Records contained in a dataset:

######

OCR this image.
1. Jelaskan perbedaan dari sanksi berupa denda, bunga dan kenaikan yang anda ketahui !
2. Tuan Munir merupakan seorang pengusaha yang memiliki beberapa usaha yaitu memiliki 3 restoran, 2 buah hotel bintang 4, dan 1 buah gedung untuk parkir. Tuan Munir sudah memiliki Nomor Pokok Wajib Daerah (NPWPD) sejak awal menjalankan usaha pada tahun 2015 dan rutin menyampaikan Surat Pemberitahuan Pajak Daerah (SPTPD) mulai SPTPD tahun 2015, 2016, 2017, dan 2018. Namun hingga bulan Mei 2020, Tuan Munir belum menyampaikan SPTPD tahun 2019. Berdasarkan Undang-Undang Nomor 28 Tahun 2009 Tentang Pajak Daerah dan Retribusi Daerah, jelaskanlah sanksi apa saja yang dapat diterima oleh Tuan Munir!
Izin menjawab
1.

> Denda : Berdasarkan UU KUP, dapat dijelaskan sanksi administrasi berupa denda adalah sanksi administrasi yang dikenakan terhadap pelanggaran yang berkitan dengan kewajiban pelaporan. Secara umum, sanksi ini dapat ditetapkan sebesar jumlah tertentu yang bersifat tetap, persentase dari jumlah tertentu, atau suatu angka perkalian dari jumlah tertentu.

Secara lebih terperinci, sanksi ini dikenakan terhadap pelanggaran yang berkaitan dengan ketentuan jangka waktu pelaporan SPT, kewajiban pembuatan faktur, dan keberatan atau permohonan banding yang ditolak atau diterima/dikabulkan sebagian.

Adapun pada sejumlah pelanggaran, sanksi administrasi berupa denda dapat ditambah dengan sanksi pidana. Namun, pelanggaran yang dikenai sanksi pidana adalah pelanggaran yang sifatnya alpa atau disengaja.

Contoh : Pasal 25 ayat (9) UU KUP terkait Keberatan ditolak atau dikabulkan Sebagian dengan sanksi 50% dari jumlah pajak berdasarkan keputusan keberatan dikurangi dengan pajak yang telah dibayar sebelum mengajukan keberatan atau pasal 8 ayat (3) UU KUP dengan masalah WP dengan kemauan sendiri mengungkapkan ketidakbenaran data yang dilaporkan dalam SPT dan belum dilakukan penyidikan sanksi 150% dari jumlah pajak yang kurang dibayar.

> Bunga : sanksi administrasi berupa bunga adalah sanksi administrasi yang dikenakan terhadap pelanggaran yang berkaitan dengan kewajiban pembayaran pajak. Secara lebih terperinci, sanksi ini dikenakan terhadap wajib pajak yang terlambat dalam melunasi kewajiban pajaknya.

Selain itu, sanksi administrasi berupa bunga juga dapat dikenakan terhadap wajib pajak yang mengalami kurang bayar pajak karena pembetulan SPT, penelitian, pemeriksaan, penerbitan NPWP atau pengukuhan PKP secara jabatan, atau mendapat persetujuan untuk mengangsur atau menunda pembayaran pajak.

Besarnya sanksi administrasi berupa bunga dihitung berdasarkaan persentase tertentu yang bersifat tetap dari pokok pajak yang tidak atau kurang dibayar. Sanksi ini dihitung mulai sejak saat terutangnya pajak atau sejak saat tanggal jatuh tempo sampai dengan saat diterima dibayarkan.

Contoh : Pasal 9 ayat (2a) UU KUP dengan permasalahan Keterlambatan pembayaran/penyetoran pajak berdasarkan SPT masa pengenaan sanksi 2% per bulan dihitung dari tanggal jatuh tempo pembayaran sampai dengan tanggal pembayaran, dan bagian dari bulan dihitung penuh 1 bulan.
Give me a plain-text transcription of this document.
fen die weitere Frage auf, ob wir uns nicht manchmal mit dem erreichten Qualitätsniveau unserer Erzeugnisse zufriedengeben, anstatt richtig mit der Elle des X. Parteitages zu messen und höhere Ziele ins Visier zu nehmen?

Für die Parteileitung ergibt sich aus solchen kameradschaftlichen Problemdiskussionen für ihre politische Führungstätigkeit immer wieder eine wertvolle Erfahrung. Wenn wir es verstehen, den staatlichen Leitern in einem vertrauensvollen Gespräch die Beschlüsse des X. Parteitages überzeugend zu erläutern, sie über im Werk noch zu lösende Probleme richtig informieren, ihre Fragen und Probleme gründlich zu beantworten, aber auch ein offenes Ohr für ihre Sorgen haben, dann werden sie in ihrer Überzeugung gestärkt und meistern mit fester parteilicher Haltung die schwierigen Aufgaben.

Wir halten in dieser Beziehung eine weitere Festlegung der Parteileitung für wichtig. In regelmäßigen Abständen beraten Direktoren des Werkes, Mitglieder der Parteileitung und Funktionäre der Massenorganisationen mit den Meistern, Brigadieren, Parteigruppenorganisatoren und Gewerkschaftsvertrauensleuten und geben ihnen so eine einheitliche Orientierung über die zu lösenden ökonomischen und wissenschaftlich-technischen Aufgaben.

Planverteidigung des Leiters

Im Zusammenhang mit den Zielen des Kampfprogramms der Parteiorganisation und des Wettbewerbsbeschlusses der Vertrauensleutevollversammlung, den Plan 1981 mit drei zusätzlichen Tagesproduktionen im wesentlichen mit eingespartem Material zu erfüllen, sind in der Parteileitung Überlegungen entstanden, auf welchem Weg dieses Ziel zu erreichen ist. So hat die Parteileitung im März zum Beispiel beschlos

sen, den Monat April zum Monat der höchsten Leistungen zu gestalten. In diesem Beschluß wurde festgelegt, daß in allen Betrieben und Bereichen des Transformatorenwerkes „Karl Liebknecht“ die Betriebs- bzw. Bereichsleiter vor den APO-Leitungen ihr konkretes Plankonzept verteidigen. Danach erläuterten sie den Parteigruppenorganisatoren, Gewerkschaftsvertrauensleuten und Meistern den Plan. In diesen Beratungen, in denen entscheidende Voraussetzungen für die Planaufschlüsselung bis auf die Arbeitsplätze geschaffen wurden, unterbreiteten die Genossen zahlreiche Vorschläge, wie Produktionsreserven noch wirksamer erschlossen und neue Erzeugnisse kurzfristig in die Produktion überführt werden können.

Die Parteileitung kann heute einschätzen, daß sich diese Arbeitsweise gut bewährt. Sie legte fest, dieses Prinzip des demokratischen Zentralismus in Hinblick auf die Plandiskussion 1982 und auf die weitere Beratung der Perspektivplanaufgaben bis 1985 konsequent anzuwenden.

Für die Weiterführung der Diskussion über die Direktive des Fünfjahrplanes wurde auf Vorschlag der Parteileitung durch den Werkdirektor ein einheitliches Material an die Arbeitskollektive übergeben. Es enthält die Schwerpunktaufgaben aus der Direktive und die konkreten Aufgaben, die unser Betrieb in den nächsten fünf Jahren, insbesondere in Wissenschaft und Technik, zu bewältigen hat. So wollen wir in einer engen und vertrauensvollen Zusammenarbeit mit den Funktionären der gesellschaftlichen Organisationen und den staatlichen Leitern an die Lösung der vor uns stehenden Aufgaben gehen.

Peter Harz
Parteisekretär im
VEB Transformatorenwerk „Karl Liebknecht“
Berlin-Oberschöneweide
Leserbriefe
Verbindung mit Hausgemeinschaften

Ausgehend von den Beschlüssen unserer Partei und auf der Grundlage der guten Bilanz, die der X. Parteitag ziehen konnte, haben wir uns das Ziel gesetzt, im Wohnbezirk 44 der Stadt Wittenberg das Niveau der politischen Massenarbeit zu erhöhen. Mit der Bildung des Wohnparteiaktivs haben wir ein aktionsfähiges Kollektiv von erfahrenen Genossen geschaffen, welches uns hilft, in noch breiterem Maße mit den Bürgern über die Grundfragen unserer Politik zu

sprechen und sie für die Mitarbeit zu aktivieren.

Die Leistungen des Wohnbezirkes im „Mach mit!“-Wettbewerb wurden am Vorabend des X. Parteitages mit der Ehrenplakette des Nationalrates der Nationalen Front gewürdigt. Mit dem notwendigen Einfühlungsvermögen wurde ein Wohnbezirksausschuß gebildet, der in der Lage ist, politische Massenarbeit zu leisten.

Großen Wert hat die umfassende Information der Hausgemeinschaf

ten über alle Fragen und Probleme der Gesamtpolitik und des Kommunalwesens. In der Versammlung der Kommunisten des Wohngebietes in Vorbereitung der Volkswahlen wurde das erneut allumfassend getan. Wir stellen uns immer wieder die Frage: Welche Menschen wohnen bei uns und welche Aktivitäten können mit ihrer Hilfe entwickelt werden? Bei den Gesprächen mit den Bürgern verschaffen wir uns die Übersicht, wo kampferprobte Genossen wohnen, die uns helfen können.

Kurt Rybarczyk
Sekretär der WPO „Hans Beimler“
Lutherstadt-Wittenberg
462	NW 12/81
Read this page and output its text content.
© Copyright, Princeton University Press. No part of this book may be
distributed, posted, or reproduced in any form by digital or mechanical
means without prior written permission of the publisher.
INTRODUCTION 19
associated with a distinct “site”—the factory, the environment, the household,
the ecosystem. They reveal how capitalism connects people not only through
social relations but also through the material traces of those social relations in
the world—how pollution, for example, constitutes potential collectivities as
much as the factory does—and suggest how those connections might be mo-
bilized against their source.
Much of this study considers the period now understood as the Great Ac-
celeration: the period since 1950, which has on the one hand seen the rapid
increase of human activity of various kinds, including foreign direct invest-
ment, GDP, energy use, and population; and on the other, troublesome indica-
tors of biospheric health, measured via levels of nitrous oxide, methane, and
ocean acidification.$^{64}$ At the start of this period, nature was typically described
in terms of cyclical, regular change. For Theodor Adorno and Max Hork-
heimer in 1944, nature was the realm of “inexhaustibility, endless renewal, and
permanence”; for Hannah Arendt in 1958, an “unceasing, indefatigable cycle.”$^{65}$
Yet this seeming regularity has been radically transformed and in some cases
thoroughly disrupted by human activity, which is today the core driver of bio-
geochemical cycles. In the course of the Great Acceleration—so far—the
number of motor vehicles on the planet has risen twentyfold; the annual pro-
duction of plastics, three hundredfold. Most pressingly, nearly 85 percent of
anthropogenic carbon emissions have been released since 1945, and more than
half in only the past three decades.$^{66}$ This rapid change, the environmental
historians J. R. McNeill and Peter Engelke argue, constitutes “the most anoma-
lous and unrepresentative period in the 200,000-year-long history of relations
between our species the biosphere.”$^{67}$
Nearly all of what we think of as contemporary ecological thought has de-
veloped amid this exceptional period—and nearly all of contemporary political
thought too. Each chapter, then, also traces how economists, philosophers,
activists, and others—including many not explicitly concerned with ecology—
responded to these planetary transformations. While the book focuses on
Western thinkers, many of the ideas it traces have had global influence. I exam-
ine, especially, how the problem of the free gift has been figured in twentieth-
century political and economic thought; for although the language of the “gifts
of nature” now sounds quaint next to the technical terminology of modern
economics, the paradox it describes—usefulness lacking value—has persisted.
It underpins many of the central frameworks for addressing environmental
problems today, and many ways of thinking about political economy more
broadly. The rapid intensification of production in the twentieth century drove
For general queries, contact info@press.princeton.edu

######

Request: Search the entries for the string "many" and collect each line that has it.

Result:
activists, and others—including many not explicitly concerned with ecology—
Western thinkers, many of the ideas it traces have had global influence. I exam-
It underpins many of the central frameworks for addressing environmental
problems today, and many ways of thinking about political economy more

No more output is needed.